(Work to complete):
Please convert every line of the records below into a Markdown table with two columns, Row and Line, numbering the rows and leaving out any blank lines.

(Information shown):
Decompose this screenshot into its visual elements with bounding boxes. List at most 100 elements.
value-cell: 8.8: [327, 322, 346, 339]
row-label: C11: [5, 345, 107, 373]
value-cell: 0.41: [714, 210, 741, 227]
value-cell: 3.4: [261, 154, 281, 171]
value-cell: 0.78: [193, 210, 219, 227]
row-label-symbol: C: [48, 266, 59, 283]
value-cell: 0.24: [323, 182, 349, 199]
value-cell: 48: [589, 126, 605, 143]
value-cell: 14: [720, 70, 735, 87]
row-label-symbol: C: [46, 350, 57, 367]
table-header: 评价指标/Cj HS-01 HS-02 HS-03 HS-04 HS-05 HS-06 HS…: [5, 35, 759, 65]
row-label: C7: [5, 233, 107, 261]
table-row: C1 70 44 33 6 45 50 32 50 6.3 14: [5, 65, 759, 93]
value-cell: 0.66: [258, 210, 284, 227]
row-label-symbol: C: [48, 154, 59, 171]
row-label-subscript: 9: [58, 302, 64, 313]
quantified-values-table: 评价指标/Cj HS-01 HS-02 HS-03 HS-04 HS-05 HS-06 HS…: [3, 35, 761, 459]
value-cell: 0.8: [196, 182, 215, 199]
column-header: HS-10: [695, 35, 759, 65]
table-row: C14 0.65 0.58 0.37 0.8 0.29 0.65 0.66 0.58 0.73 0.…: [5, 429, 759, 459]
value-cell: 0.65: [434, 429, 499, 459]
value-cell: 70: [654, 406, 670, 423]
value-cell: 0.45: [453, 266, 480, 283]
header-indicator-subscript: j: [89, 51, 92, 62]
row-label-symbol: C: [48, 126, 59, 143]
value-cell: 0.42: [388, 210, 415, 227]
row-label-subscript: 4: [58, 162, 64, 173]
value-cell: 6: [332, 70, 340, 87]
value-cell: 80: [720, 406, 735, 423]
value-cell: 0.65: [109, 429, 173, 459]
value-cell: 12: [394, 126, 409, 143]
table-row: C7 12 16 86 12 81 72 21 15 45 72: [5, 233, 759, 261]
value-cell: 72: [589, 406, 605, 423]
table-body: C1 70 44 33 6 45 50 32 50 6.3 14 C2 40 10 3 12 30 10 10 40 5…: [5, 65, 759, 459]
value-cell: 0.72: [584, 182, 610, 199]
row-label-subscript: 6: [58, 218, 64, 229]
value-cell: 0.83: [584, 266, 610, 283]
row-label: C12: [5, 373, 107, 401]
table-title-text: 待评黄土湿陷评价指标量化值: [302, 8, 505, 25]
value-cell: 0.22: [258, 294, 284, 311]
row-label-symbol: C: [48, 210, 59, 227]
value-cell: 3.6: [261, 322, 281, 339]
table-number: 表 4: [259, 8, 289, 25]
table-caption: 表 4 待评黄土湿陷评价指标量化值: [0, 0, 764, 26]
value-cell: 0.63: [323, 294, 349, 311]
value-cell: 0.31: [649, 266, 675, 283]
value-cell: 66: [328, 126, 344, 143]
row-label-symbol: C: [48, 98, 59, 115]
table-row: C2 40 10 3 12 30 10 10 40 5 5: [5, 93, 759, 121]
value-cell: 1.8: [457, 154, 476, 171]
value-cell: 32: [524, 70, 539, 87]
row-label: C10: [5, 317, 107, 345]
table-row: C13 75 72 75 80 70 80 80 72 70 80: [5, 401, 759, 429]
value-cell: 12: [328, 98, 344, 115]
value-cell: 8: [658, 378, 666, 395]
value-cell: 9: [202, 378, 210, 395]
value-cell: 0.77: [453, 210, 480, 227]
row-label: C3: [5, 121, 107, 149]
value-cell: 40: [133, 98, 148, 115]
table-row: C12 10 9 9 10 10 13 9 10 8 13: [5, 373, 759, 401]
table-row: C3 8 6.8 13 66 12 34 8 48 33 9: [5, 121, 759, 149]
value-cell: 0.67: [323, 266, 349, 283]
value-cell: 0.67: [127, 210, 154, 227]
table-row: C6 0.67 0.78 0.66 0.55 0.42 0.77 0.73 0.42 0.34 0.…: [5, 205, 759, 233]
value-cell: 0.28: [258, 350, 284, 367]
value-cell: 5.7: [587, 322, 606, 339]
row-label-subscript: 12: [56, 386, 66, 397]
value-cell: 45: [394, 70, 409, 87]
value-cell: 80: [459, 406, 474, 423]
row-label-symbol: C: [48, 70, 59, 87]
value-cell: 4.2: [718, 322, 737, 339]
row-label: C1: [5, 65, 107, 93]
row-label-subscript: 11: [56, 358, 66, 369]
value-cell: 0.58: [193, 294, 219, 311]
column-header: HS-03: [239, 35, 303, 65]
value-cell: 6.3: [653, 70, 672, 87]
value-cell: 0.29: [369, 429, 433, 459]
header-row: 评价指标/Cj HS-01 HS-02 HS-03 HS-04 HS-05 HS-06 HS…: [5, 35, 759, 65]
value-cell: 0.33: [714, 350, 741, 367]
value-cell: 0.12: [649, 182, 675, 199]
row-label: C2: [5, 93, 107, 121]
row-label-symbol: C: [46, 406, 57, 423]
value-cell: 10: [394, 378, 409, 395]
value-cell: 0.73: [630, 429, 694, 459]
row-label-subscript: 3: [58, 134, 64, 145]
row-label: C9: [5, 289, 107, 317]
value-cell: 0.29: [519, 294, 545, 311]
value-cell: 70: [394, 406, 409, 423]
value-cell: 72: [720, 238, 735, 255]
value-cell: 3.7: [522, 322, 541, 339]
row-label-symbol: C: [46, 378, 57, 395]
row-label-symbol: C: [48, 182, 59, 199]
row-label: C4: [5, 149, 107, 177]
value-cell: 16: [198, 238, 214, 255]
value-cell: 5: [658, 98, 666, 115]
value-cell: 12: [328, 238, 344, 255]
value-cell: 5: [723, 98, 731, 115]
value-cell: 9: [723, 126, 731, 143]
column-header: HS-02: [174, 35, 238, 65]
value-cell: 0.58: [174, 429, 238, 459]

(Task solution):
| Row | Line |
|---|---|
| 1 | Decompose this screenshot into its visual elements with bounding boxes. List at most 100 elements. |
| 2 | value-cell: 8.8: [327, 322, 346, 339] |
| 3 | row-label: C11: [5, 345, 107, 373] |
| 4 | value-cell: 0.41: [714, 210, 741, 227] |
| 5 | value-cell: 3.4: [261, 154, 281, 171] |
| 6 | value-cell: 0.78: [193, 210, 219, 227] |
| 7 | row-label-symbol: C: [48, 266, 59, 283] |
| 8 | value-cell: 0.24: [323, 182, 349, 199] |
| 9 | value-cell: 48: [589, 126, 605, 143] |
| 10 | value-cell: 14: [720, 70, 735, 87] |
| 11 | row-label-symbol: C: [46, 350, 57, 367] |
| 12 | table-header: 评价指标/Cj HS-01 HS-02 HS-03 HS-04 HS-05 HS-06 HS…: [5, 35, 759, 65] |
| 13 | row-label: C7: [5, 233, 107, 261] |
| 14 | table-row: C1 70 44 33 6 45 50 32 50 6.3 14: [5, 65, 759, 93] |
| 15 | value-cell: 0.66: [258, 210, 284, 227] |
| 16 | row-label-symbol: C: [48, 154, 59, 171] |
| 17 | row-label-subscript: 9: [58, 302, 64, 313] |
| 18 | quantified-values-table: 评价指标/Cj HS-01 HS-02 HS-03 HS-04 HS-05 HS-06 HS…: [3, 35, 761, 459] |
| 19 | value-cell: 0.8: [196, 182, 215, 199] |
| 20 | column-header: HS-10: [695, 35, 759, 65] |
| 21 | table-row: C14 0.65 0.58 0.37 0.8 0.29 0.65 0.66 0.58 0.73 0.…: [5, 429, 759, 459] |
| 22 | value-cell: 0.65: [434, 429, 499, 459] |
| 23 | value-cell: 70: [654, 406, 670, 423] |
| 24 | value-cell: 0.45: [453, 266, 480, 283] |
| 25 | header-indicator-subscript: j: [89, 51, 92, 62] |
| 26 | row-label-symbol: C: [48, 126, 59, 143] |
| 27 | value-cell: 0.42: [388, 210, 415, 227] |
| 28 | row-label-subscript: 4: [58, 162, 64, 173] |
| 29 | value-cell: 6: [332, 70, 340, 87] |
| 30 | value-cell: 80: [720, 406, 735, 423] |
| 31 | value-cell: 0.65: [109, 429, 173, 459] |
| 32 | value-cell: 12: [394, 126, 409, 143] |
| 33 | table-row: C7 12 16 86 12 81 72 21 15 45 72: [5, 233, 759, 261] |
| 34 | value-cell: 72: [589, 406, 605, 423] |
| 35 | table-body: C1 70 44 33 6 45 50 32 50 6.3 14 C2 40 10 3 12 30 10 10 40 5…: [5, 65, 759, 459] |
| 36 | value-cell: 0.72: [584, 182, 610, 199] |
| 37 | row-label-subscript: 6: [58, 218, 64, 229] |
| 38 | value-cell: 0.83: [584, 266, 610, 283] |
| 39 | row-label: C12: [5, 373, 107, 401] |
| 40 | table-title-text: 待评黄土湿陷评价指标量化值: [302, 8, 505, 25] |
| 41 | value-cell: 0.22: [258, 294, 284, 311] |
| 42 | row-label-symbol: C: [48, 210, 59, 227] |
| 43 | value-cell: 3.6: [261, 322, 281, 339] |
| 44 | table-number: 表 4: [259, 8, 289, 25] |
| 45 | table-caption: 表 4 待评黄土湿陷评价指标量化值: [0, 0, 764, 26] |
| 46 | value-cell: 0.63: [323, 294, 349, 311] |
| 47 | value-cell: 0.31: [649, 266, 675, 283] |
| 48 | value-cell: 66: [328, 126, 344, 143] |
| 49 | row-label-symbol: C: [48, 98, 59, 115] |
| 50 | table-row: C2 40 10 3 12 30 10 10 40 5 5: [5, 93, 759, 121] |
| 51 | value-cell: 1.8: [457, 154, 476, 171] |
| 52 | value-cell: 32: [524, 70, 539, 87] |
| 53 | row-label: C10: [5, 317, 107, 345] |
| 54 | table-row: C13 75 72 75 80 70 80 80 72 70 80: [5, 401, 759, 429] |
| 55 | value-cell: 12: [328, 98, 344, 115] |
| 56 | value-cell: 8: [658, 378, 666, 395] |
| 57 | value-cell: 9: [202, 378, 210, 395] |
| 58 | value-cell: 0.77: [453, 210, 480, 227] |
| 59 | row-label: C3: [5, 121, 107, 149] |
| 60 | value-cell: 40: [133, 98, 148, 115] |
| 61 | table-row: C12 10 9 9 10 10 13 9 10 8 13: [5, 373, 759, 401] |
| 62 | table-row: C3 8 6.8 13 66 12 34 8 48 33 9: [5, 121, 759, 149] |
| 63 | value-cell: 0.67: [323, 266, 349, 283] |
| 64 | value-cell: 0.67: [127, 210, 154, 227] |
| 65 | table-row: C6 0.67 0.78 0.66 0.55 0.42 0.77 0.73 0.42 0.34 0.…: [5, 205, 759, 233] |
| 66 | value-cell: 0.28: [258, 350, 284, 367] |
| 67 | value-cell: 5.7: [587, 322, 606, 339] |
| 68 | row-label-subscript: 12: [56, 386, 66, 397] |
| 69 | value-cell: 45: [394, 70, 409, 87] |
| 70 | value-cell: 80: [459, 406, 474, 423] |
| 71 | row-label-symbol: C: [48, 70, 59, 87] |
| 72 | value-cell: 4.2: [718, 322, 737, 339] |
| 73 | row-label: C1: [5, 65, 107, 93] |
| 74 | row-label-subscript: 11: [56, 358, 66, 369] |
| 75 | value-cell: 0.58: [193, 294, 219, 311] |
| 76 | column-header: HS-03: [239, 35, 303, 65] |
| 77 | value-cell: 6.3: [653, 70, 672, 87] |
| 78 | value-cell: 0.29: [369, 429, 433, 459] |
| 79 | header-row: 评价指标/Cj HS-01 HS-02 HS-03 HS-04 HS-05 HS-06 HS…: [5, 35, 759, 65] |
| 80 | value-cell: 0.33: [714, 350, 741, 367] |
| 81 | value-cell: 0.12: [649, 182, 675, 199] |
| 82 | row-label: C2: [5, 93, 107, 121] |
| 83 | row-label-symbol: C: [46, 406, 57, 423] |
| 84 | value-cell: 10: [394, 378, 409, 395] |
| 85 | value-cell: 0.73: [630, 429, 694, 459] |
| 86 | row-label-subscript: 3: [58, 134, 64, 145] |
| 87 | row-label: C9: [5, 289, 107, 317] |
| 88 | value-cell: 0.29: [519, 294, 545, 311] |
| 89 | value-cell: 70: [394, 406, 409, 423] |
| 90 | value-cell: 72: [720, 238, 735, 255] |
| 91 | value-cell: 3.7: [522, 322, 541, 339] |
| 92 | row-label-symbol: C: [46, 378, 57, 395] |
| 93 | row-label-symbol: C: [48, 182, 59, 199] |
| 94 | row-label: C4: [5, 149, 107, 177] |
| 95 | value-cell: 16: [198, 238, 214, 255] |
| 96 | value-cell: 5: [658, 98, 666, 115] |
| 97 | value-cell: 12: [328, 238, 344, 255] |
| 98 | value-cell: 5: [723, 98, 731, 115] |
| 99 | value-cell: 9: [723, 126, 731, 143] |
| 100 | column-header: HS-02: [174, 35, 238, 65] |
| 101 | value-cell: 0.58: [174, 429, 238, 459] |